**INSTRUCTIONS TO FOLLOW**
Collect all lines below with the string "name".

Stored entries
— BEGIN —

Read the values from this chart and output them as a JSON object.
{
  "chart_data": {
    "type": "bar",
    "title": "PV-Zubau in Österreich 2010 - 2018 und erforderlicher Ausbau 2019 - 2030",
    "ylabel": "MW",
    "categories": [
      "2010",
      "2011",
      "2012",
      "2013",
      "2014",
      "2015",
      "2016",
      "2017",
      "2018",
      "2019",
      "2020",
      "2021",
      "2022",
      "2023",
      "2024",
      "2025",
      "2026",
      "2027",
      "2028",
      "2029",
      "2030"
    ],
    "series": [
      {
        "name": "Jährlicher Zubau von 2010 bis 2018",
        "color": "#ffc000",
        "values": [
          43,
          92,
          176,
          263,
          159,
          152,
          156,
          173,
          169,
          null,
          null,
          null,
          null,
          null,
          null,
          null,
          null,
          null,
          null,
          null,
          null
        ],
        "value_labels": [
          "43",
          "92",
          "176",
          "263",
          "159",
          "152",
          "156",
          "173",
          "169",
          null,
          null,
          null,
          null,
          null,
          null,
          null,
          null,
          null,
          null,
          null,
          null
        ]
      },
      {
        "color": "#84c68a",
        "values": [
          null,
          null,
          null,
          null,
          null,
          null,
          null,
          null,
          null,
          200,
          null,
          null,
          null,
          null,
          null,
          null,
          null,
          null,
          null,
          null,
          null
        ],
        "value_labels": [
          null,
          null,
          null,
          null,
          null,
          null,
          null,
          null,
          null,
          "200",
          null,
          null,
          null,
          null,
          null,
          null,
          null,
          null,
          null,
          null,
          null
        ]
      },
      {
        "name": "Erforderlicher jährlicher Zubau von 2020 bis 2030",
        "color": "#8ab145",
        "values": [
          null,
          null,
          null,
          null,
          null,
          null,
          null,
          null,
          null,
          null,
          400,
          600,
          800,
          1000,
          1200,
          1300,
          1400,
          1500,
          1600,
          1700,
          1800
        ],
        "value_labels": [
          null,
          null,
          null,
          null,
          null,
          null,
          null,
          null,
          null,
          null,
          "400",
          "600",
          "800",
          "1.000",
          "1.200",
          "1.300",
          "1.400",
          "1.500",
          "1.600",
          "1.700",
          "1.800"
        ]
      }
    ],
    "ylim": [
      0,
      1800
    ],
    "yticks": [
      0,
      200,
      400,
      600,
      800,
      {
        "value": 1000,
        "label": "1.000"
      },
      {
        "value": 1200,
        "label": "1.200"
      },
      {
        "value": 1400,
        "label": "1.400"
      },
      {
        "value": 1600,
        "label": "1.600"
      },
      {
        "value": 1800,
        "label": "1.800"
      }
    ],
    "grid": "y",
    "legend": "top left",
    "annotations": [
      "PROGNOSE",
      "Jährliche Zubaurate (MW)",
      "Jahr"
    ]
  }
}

— END —

**SOLVED PROBLEM**
        "name": "Jährlicher Zubau von 2010 bis 2018",
        "name": "Erforderlicher jährlicher Zubau von 2020 bis 2030",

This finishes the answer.